Items from a data source:
BEGIN

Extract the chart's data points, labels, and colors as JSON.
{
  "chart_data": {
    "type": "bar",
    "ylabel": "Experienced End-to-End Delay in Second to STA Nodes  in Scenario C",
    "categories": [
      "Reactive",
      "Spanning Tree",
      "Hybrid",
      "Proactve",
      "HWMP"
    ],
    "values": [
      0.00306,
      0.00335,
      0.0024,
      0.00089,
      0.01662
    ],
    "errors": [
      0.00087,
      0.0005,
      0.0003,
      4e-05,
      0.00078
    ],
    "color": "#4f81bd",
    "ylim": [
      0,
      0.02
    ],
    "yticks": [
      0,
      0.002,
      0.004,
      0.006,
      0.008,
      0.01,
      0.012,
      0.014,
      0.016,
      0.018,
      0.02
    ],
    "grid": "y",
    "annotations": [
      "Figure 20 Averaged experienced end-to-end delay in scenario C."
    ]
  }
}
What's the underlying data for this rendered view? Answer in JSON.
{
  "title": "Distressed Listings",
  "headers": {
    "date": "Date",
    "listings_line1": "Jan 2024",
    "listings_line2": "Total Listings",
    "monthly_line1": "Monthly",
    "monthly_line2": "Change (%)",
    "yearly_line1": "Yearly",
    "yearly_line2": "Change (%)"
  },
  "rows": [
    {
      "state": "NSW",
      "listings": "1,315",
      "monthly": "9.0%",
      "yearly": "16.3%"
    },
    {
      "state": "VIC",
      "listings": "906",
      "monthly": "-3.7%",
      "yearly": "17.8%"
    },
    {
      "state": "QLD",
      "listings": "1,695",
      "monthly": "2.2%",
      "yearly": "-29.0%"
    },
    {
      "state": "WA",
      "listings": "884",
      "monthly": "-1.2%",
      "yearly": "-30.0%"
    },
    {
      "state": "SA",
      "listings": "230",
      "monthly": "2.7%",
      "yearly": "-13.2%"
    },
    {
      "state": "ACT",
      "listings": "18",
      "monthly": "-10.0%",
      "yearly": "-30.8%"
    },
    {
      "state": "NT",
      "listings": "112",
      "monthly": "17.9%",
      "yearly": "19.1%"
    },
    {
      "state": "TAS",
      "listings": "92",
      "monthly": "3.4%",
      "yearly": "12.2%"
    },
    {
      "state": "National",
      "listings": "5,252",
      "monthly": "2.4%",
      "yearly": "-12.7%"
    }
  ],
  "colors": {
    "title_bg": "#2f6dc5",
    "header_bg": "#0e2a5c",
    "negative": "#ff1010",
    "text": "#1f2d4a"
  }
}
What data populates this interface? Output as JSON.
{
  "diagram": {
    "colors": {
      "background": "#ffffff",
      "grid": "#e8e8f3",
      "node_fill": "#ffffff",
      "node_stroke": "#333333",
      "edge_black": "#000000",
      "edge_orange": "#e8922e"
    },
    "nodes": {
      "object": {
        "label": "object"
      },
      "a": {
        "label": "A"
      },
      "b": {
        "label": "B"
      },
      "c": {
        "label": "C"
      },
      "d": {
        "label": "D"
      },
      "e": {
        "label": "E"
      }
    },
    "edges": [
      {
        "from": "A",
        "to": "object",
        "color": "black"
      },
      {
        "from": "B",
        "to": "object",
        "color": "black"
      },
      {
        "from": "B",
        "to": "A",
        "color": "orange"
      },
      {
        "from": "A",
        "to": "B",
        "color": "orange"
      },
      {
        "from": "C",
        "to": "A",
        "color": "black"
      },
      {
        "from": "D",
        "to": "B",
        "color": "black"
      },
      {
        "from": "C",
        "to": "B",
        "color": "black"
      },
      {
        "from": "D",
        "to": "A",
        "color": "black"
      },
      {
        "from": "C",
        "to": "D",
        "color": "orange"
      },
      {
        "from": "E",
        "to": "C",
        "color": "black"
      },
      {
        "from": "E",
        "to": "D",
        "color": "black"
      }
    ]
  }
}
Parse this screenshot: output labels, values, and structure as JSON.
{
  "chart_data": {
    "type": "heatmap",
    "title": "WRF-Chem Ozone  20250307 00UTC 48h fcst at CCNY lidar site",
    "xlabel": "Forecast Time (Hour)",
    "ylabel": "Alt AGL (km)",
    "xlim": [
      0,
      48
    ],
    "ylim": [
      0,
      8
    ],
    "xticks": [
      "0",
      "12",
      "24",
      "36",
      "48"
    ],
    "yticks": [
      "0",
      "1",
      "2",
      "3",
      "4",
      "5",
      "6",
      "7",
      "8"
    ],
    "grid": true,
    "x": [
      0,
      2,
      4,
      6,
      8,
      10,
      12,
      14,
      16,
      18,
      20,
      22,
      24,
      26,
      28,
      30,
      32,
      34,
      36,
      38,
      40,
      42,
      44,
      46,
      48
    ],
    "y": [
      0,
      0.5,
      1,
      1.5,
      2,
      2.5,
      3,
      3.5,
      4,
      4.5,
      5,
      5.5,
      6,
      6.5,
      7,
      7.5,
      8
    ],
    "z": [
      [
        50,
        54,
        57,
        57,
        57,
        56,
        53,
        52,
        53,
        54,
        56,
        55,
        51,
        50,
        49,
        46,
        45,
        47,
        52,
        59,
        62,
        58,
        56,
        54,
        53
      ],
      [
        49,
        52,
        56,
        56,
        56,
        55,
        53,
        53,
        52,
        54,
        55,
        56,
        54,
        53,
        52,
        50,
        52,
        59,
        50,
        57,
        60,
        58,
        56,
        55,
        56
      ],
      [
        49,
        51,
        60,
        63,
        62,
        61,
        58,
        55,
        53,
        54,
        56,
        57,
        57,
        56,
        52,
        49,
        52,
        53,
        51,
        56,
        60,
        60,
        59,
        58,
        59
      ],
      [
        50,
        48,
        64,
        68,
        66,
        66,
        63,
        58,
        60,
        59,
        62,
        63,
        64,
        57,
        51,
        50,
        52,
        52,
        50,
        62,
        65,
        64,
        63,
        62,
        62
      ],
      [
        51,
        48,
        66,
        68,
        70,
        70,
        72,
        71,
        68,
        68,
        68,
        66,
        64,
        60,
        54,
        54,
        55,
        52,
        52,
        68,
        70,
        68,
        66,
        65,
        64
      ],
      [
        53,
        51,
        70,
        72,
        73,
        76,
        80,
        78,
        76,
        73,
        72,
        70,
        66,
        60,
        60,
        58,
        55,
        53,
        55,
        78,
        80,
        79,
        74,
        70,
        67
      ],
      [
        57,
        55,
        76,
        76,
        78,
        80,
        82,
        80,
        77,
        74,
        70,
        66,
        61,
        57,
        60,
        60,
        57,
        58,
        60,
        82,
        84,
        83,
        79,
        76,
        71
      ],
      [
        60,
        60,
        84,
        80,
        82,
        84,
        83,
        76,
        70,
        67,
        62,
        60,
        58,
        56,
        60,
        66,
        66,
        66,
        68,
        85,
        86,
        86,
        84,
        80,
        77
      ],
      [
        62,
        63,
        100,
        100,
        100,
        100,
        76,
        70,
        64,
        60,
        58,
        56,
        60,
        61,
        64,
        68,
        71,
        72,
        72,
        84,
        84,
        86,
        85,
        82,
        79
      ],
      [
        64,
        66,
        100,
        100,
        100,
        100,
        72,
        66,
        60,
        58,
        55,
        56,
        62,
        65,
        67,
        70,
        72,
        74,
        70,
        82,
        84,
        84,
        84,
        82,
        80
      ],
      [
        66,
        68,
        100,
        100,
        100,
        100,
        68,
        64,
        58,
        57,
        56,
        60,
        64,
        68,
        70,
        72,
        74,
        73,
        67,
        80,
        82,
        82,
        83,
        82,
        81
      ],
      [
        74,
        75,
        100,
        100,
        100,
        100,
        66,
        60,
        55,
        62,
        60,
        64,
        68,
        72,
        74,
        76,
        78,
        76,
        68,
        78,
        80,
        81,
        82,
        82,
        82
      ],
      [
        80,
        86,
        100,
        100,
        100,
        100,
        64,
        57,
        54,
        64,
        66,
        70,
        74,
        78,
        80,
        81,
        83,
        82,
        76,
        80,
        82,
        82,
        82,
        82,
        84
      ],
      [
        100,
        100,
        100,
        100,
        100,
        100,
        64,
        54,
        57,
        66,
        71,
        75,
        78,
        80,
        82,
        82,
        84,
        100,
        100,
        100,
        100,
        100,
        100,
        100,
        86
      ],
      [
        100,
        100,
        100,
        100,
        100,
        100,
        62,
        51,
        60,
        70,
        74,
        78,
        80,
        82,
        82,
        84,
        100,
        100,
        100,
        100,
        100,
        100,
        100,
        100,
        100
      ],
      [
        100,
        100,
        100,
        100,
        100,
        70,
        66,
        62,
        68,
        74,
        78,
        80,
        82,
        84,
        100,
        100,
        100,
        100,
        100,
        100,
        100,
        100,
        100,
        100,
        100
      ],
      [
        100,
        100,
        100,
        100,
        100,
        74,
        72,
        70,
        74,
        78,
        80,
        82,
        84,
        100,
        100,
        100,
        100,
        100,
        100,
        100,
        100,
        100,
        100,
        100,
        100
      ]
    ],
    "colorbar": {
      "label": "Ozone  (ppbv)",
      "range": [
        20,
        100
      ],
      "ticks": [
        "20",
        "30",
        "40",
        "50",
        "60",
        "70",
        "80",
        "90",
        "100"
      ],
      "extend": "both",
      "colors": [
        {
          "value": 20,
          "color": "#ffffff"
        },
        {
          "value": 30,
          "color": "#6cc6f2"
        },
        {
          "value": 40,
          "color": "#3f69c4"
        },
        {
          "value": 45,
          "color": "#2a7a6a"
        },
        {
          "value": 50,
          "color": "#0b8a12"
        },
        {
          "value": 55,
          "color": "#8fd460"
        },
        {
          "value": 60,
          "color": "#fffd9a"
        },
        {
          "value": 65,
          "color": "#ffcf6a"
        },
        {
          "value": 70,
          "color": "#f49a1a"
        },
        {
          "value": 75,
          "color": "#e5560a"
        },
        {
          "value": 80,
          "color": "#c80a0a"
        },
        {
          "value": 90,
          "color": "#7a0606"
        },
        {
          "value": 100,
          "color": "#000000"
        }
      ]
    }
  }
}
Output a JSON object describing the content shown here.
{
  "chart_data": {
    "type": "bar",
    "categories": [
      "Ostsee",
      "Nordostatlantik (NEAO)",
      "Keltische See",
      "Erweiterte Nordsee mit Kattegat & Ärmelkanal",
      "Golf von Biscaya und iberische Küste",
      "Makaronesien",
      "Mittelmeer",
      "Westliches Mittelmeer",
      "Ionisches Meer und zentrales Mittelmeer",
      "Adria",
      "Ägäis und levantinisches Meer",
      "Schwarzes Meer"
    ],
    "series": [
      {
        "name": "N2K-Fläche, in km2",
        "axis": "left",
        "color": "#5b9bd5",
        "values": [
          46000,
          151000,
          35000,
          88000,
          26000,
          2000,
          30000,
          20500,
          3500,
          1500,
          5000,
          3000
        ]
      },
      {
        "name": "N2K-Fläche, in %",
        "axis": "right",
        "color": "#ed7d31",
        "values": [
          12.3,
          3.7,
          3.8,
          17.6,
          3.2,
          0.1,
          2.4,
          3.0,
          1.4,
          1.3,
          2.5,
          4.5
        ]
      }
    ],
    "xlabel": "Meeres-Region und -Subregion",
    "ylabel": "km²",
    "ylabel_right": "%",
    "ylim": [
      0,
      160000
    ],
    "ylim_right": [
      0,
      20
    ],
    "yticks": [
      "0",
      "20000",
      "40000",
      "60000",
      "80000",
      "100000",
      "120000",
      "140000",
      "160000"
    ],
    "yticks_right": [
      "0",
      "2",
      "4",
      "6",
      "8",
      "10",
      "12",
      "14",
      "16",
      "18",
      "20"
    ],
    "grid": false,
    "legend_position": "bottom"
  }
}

END

**Direction**
Across the entries, how many lines contain "this"? Reply with the number only.

**Finished task**
3